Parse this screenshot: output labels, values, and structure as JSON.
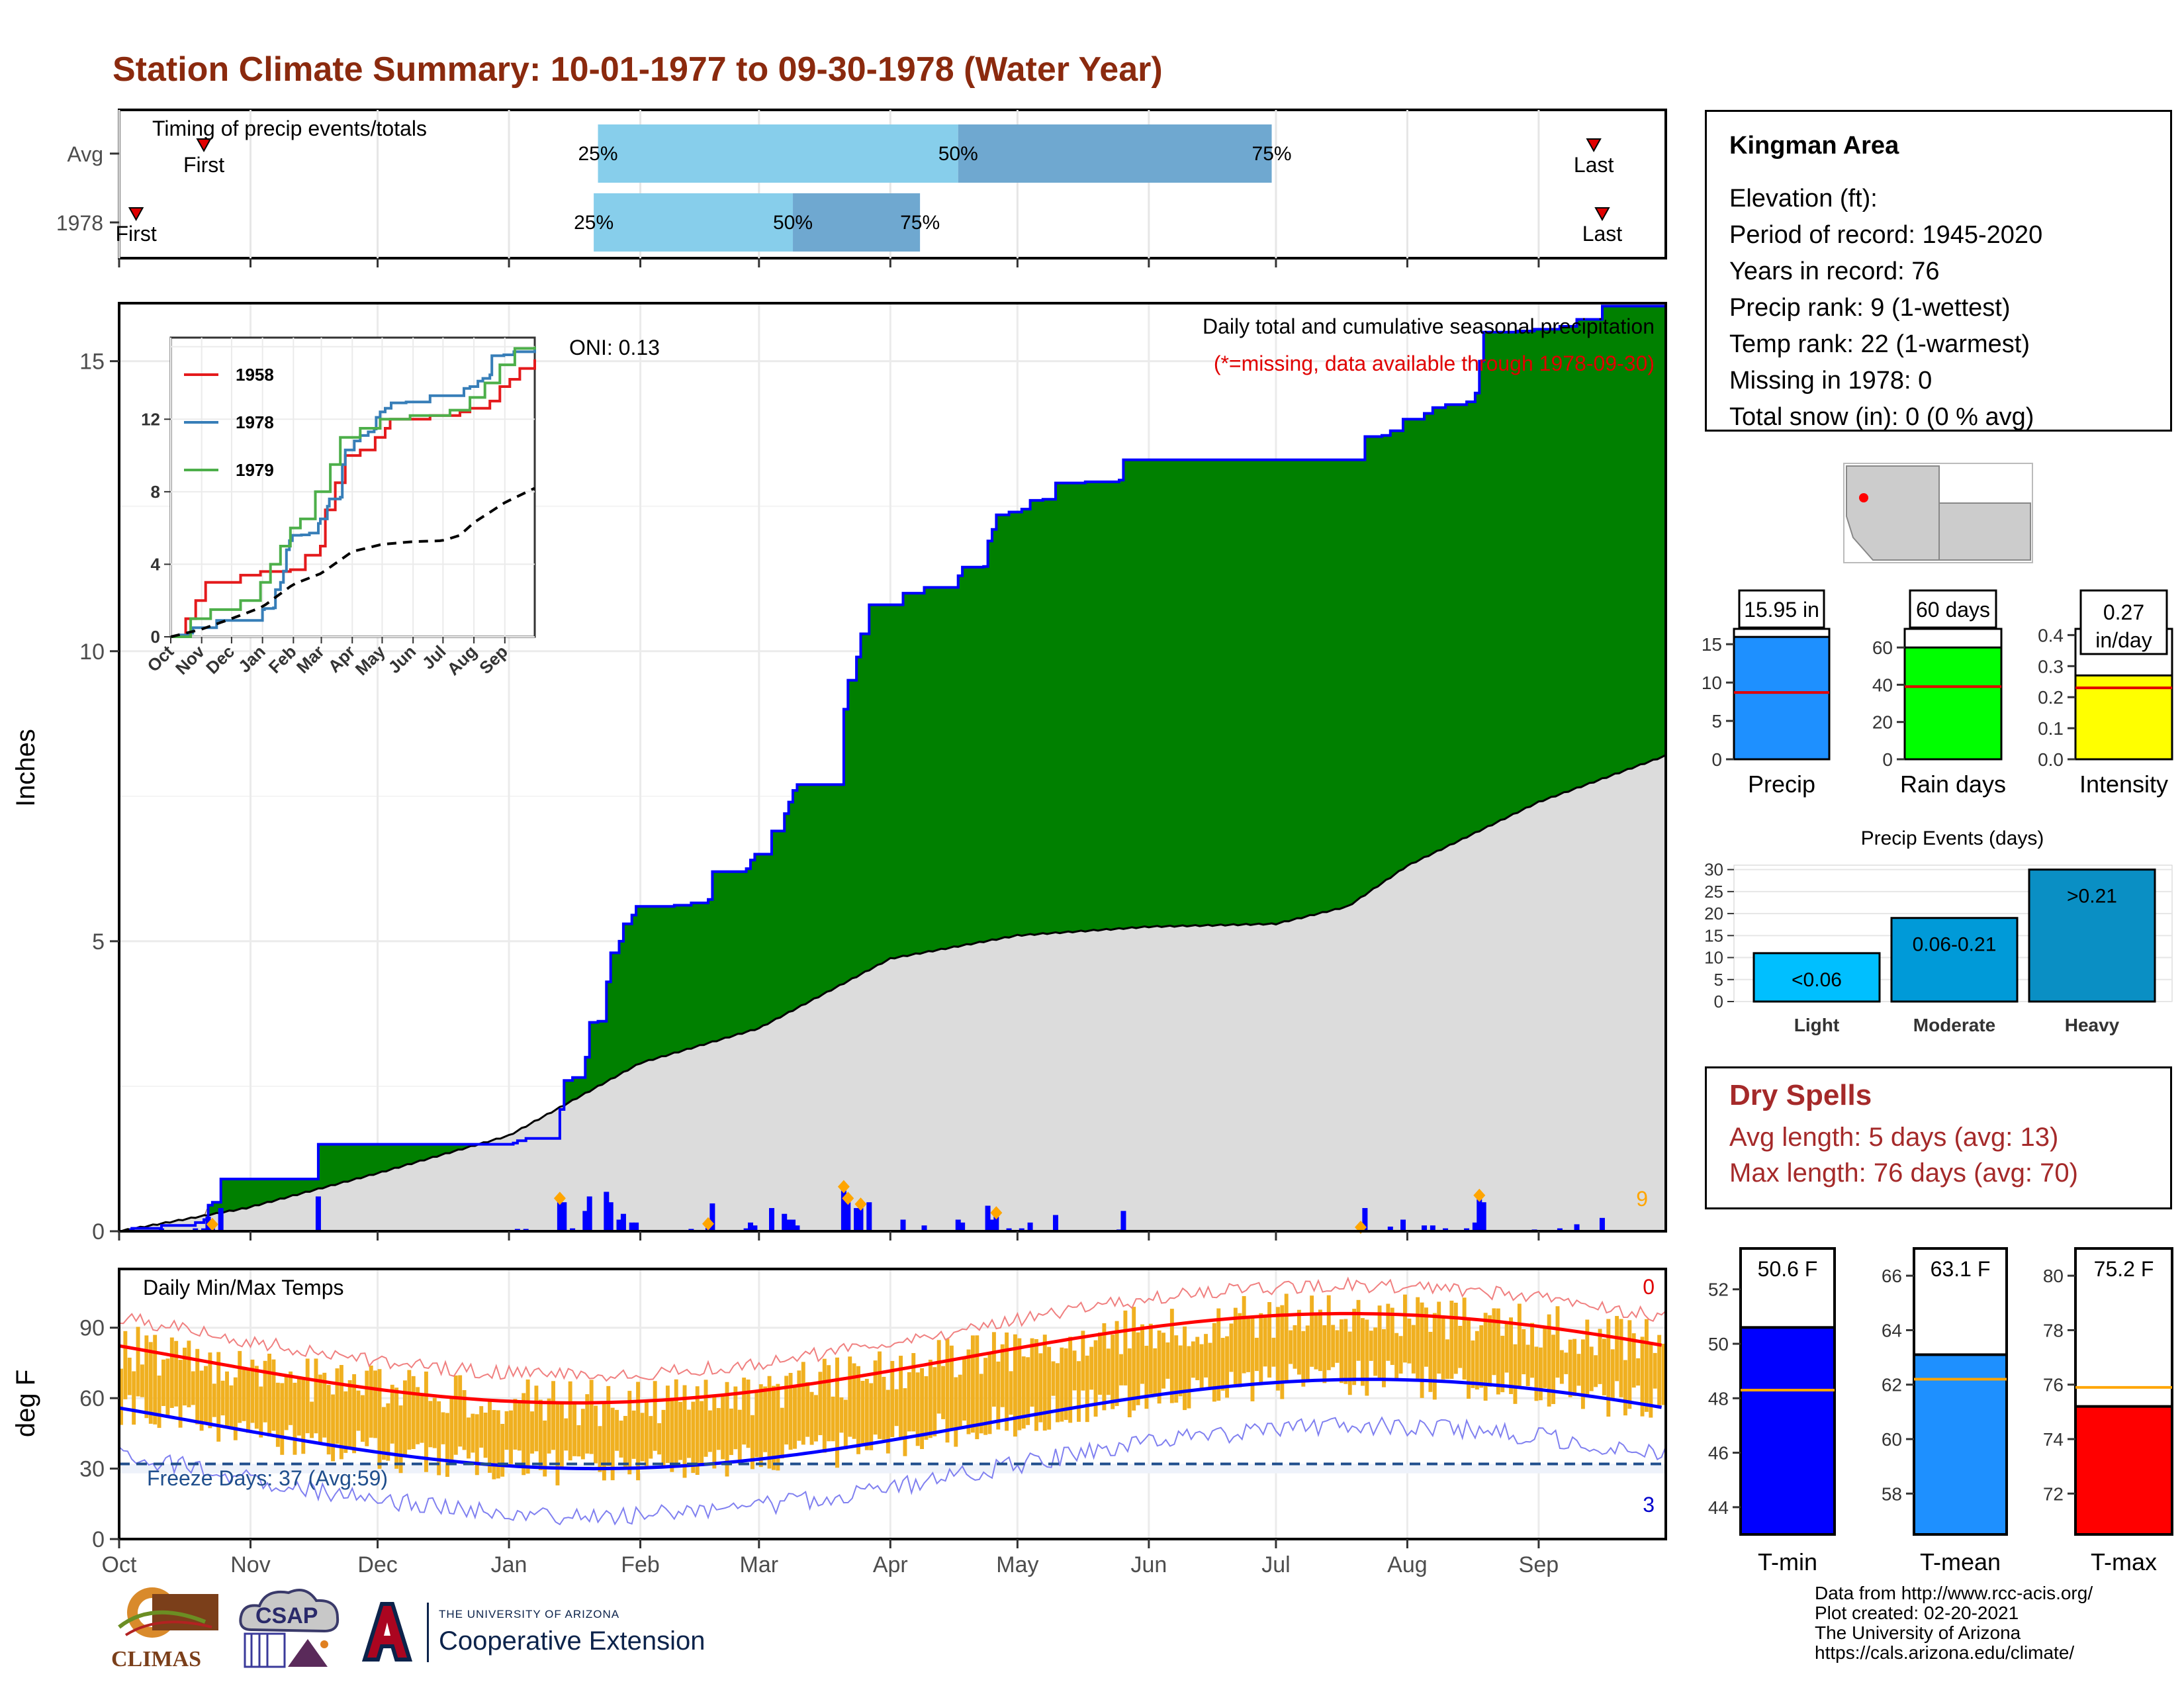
{
  "title": "Station Climate Summary: 10-01-1977 to 09-30-1978 (Water Year)",
  "colors": {
    "title": "#8b2a0e",
    "cumulative_fill": "#008000",
    "cumulative_line": "#0000ff",
    "avg_fill": "#dcdcdc",
    "deficit_fill": "#8b5a2b",
    "daily_bar": "#0000ff",
    "event_marker": "#ffa500",
    "temp_bar": "#f0b020",
    "tmax_avg": "#ff0000",
    "tmin_avg": "#0000ff",
    "timing_light": "#87ceeb",
    "timing_dark": "#6fa8d0"
  },
  "timing": {
    "label": "Timing of precip events/totals",
    "rows": [
      {
        "name": "Avg",
        "first_label": "First",
        "last_label": "Last",
        "q25_label": "25%",
        "q50_label": "50%",
        "q75_label": "75%",
        "first_day": 20,
        "q25_day": 113,
        "q50_day": 198,
        "q75_day": 272,
        "last_day": 348
      },
      {
        "name": "1978",
        "first_label": "First",
        "last_label": "Last",
        "q25_label": "25%",
        "q50_label": "50%",
        "q75_label": "75%",
        "first_day": 4,
        "q25_day": 112,
        "q50_day": 159,
        "q75_day": 189,
        "last_day": 350
      }
    ]
  },
  "precip": {
    "ylabel": "Inches",
    "header": "Daily total and cumulative seasonal precipitation",
    "missing_note": "(*=missing, data available through 1978-09-30)",
    "oni_label": "ONI: 0.13",
    "count_label": "9",
    "months": [
      "Oct",
      "Nov",
      "Dec",
      "Jan",
      "Feb",
      "Mar",
      "Apr",
      "May",
      "Jun",
      "Jul",
      "Aug",
      "Sep"
    ],
    "y_ticks": [
      "0",
      "5",
      "10",
      "15"
    ],
    "ylim": [
      0,
      16.0
    ]
  },
  "inset": {
    "legend": [
      "1958",
      "1978",
      "1979"
    ],
    "legend_colors": [
      "#e41a1c",
      "#377eb8",
      "#4daf4a"
    ],
    "y_ticks": [
      "0",
      "4",
      "8",
      "12"
    ],
    "months": [
      "Oct",
      "Nov",
      "Dec",
      "Jan",
      "Feb",
      "Mar",
      "Apr",
      "May",
      "Jun",
      "Jul",
      "Aug",
      "Sep"
    ]
  },
  "temps": {
    "label": "Daily Min/Max Temps",
    "ylabel": "deg F",
    "freeze_label": "Freeze Days: 37 (Avg:59)",
    "top_count": "0",
    "bottom_count": "3",
    "y_ticks": [
      "0",
      "30",
      "60",
      "90"
    ],
    "ylim": [
      0,
      115
    ],
    "months": [
      "Oct",
      "Nov",
      "Dec",
      "Jan",
      "Feb",
      "Mar",
      "Apr",
      "May",
      "Jun",
      "Jul",
      "Aug",
      "Sep"
    ]
  },
  "station": {
    "name": "Kingman Area",
    "elevation": "Elevation (ft):",
    "period": "Period of record: 1945-2020",
    "years": "Years in record: 76",
    "precip_rank": "Precip rank: 9 (1-wettest)",
    "temp_rank": "Temp rank: 22 (1-warmest)",
    "missing": "Missing in 1978: 0",
    "snow": "Total snow (in): 0 (0 % avg)"
  },
  "summary_bars": [
    {
      "label": "Precip",
      "value_label": "15.95 in",
      "value": 15.95,
      "avg": 8.7,
      "ylim": [
        0,
        17
      ],
      "ticks": [
        "0",
        "5",
        "10",
        "15"
      ],
      "tick_values": [
        0,
        5,
        10,
        15
      ],
      "color": "#1e90ff"
    },
    {
      "label": "Rain days",
      "value_label": "60 days",
      "value": 60,
      "avg": 39,
      "ylim": [
        0,
        70
      ],
      "ticks": [
        "0",
        "20",
        "40",
        "60"
      ],
      "tick_values": [
        0,
        20,
        40,
        60
      ],
      "color": "#00ff00"
    },
    {
      "label": "Intensity",
      "value_label": "0.27 in/day",
      "value": 0.27,
      "avg": 0.23,
      "ylim": [
        0,
        0.42
      ],
      "ticks": [
        "0.0",
        "0.1",
        "0.2",
        "0.3",
        "0.4"
      ],
      "tick_values": [
        0,
        0.1,
        0.2,
        0.3,
        0.4
      ],
      "color": "#ffff00"
    }
  ],
  "events": {
    "title": "Precip Events (days)",
    "categories": [
      "Light",
      "Moderate",
      "Heavy"
    ],
    "value_labels": [
      "<0.06",
      "0.06-0.21",
      ">0.21"
    ],
    "values": [
      11,
      19,
      30
    ],
    "ticks": [
      "0",
      "5",
      "10",
      "15",
      "20",
      "25",
      "30"
    ],
    "colors": [
      "#00bfff",
      "#009ad8",
      "#0a8fc4"
    ]
  },
  "dry_spells": {
    "title": "Dry Spells",
    "avg": "Avg length: 5 days (avg: 13)",
    "max": "Max length: 76 days (avg: 70)"
  },
  "temp_bars": [
    {
      "label": "T-min",
      "value_label": "50.6 F",
      "value": 50.6,
      "avg": 48.3,
      "ylim": [
        43,
        53.5
      ],
      "ticks": [
        "44",
        "46",
        "48",
        "50",
        "52"
      ],
      "tick_values": [
        44,
        46,
        48,
        50,
        52
      ],
      "color": "#0000ff"
    },
    {
      "label": "T-mean",
      "value_label": "63.1 F",
      "value": 63.1,
      "avg": 62.2,
      "ylim": [
        56.5,
        67
      ],
      "ticks": [
        "58",
        "60",
        "62",
        "64",
        "66"
      ],
      "tick_values": [
        58,
        60,
        62,
        64,
        66
      ],
      "color": "#1e90ff"
    },
    {
      "label": "T-max",
      "value_label": "75.2 F",
      "value": 75.2,
      "avg": 75.9,
      "ylim": [
        70.5,
        81
      ],
      "ticks": [
        "72",
        "74",
        "76",
        "78",
        "80"
      ],
      "tick_values": [
        72,
        74,
        76,
        78,
        80
      ],
      "color": "#ff0000"
    }
  ],
  "footer": {
    "line1": "Data from http://www.rcc-acis.org/",
    "line2": "Plot created: 02-20-2021",
    "line3": "The University of Arizona",
    "line4": "https://cals.arizona.edu/climate/"
  },
  "logos": {
    "climas": "CLIMAS",
    "csap": "CSAP",
    "ua_small": "THE UNIVERSITY OF ARIZONA",
    "ua_big": "Cooperative Extension"
  }
}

○ ○ ○ ○ ○

## Problem details
Establish how many lines of the records contain the string "missing" and state that number without elaboration.

## The output
2